> [What needs to be done] Where a line contains the string "records", copy that line.

> [Data items]
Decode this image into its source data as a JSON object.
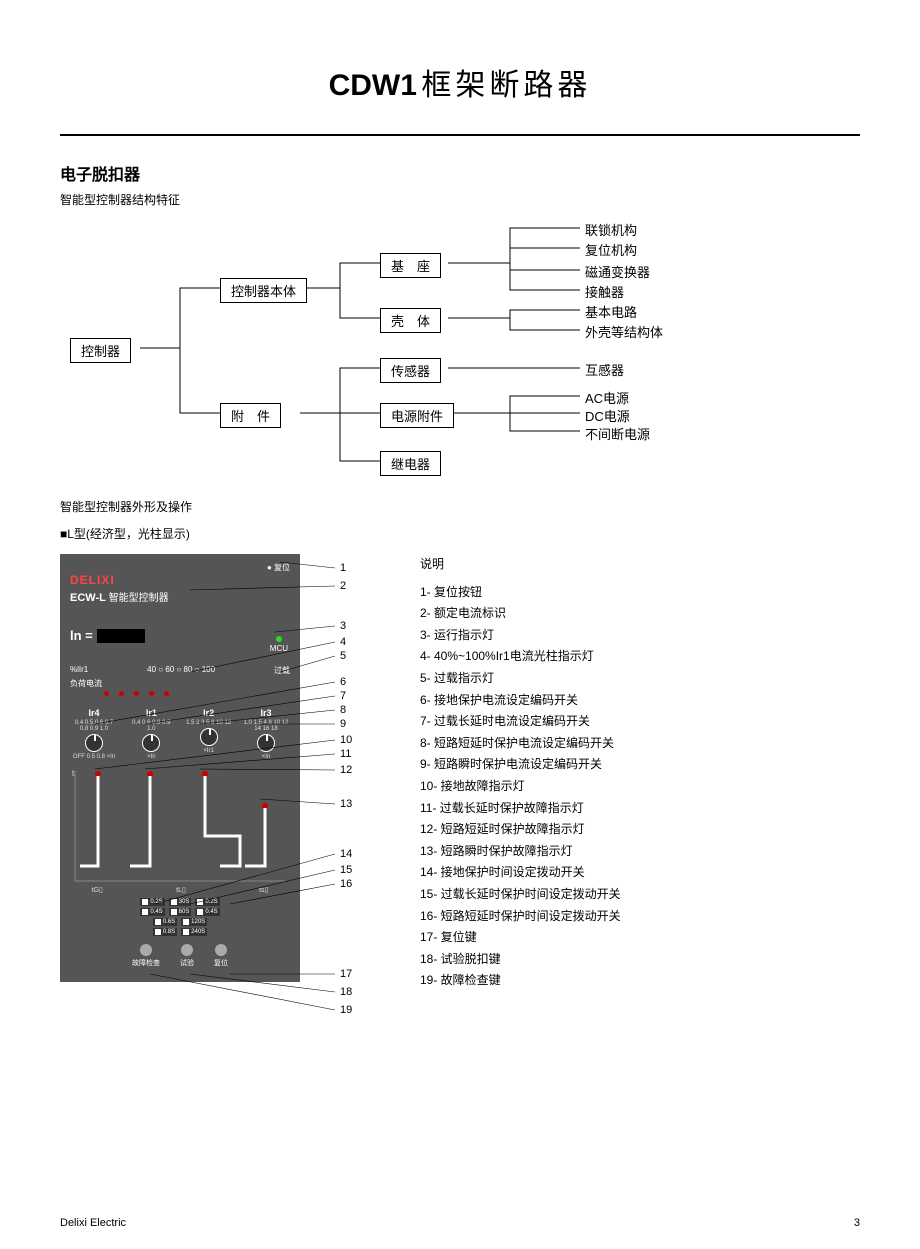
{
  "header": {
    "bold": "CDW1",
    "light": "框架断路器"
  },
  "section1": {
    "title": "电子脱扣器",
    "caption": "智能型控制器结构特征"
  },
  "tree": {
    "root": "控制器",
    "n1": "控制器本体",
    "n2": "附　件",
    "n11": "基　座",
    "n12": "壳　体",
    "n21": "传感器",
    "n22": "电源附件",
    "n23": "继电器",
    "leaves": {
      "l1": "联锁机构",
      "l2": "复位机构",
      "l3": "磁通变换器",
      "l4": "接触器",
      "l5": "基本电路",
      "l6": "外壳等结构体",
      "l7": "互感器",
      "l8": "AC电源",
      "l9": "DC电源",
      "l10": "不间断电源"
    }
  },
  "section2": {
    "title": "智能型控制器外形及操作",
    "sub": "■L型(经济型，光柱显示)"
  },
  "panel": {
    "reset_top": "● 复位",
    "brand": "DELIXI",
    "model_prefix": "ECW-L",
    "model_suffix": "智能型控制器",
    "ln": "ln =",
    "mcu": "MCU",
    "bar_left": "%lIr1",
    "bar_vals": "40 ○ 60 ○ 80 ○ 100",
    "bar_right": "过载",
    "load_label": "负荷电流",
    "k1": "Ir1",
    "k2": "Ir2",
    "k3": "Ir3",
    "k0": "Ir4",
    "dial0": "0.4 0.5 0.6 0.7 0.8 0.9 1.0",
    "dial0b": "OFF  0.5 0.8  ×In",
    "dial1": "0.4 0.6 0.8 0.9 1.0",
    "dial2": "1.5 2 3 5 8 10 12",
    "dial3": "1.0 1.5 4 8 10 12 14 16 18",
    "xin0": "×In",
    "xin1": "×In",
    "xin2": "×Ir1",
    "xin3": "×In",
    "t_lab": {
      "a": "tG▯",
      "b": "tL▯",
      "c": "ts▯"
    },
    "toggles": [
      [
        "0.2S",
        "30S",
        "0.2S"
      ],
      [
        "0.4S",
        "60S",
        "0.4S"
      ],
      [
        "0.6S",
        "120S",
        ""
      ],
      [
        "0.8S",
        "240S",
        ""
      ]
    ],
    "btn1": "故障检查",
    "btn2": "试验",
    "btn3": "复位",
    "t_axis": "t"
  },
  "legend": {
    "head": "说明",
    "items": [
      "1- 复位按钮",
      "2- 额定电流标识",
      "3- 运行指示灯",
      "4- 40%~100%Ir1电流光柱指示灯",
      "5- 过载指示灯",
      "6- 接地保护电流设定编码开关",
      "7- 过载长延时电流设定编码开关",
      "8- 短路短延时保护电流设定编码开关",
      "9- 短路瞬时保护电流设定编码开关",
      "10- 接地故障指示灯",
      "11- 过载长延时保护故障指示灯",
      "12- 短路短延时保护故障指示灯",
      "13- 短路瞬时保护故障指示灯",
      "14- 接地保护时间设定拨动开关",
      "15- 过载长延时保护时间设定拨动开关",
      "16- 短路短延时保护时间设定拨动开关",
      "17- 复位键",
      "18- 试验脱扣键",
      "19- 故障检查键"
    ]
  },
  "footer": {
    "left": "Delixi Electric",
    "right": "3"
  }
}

--

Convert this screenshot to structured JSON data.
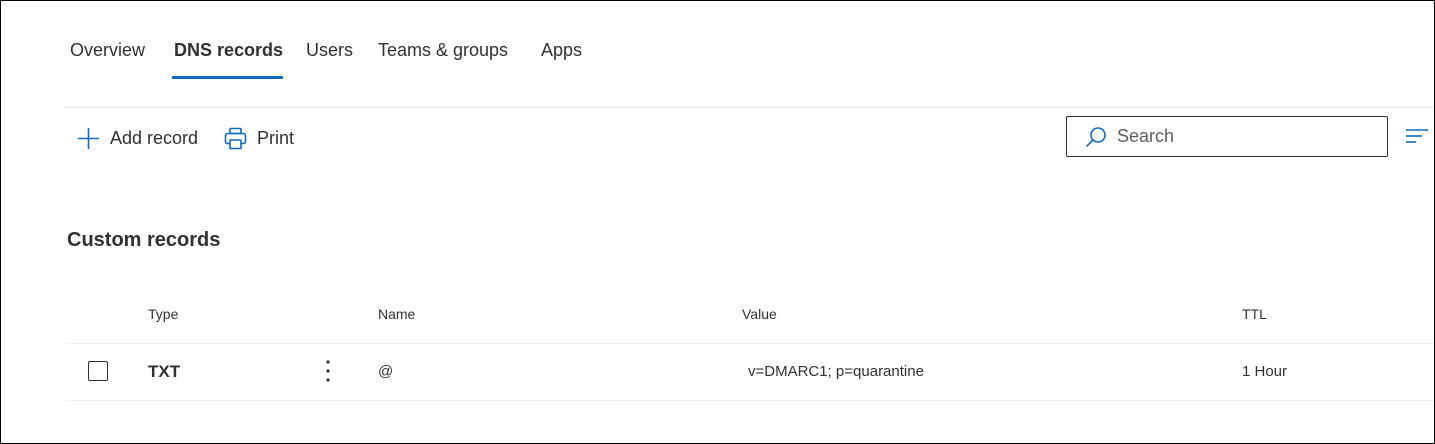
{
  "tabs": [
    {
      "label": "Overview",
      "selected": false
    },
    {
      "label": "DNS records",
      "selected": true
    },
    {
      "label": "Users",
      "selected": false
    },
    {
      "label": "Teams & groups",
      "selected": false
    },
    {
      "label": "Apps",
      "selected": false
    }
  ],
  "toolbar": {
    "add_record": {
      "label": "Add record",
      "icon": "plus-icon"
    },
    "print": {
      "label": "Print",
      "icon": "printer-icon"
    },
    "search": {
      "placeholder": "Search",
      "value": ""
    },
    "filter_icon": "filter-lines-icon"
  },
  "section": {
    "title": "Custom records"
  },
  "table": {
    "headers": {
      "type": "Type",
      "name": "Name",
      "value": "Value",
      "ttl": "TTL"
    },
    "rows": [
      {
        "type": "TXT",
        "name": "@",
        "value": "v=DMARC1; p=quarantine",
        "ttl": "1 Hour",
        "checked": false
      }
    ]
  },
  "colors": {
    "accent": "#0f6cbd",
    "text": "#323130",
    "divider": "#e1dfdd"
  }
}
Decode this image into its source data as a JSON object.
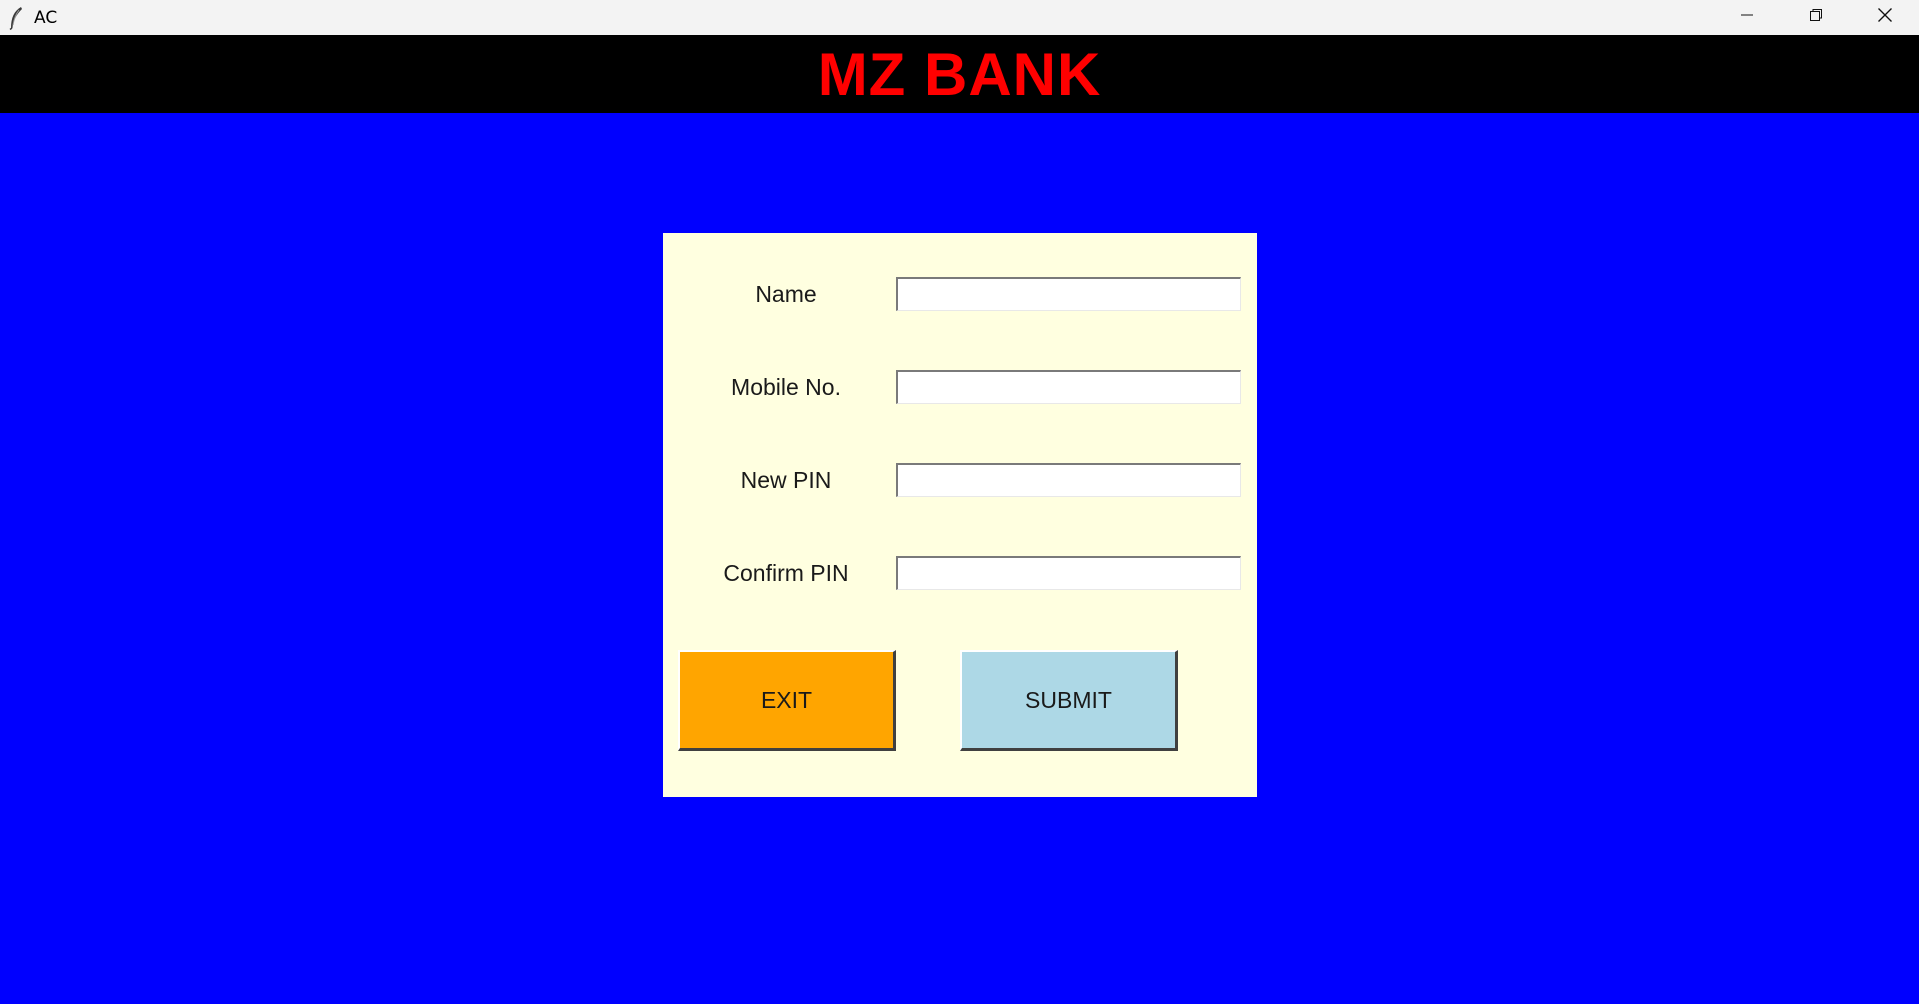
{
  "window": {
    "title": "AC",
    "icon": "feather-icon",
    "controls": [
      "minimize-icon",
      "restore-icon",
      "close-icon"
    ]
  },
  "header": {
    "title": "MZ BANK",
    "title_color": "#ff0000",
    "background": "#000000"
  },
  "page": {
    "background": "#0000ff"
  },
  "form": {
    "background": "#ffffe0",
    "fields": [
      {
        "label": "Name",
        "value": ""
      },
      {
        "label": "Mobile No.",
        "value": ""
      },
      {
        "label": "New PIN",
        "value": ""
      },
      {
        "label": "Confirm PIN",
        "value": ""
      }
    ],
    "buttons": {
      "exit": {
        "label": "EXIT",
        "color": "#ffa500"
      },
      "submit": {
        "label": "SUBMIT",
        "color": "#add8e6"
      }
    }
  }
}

> [Response to the exercise]
      "label": "DNS records",
    "title": "Custom records"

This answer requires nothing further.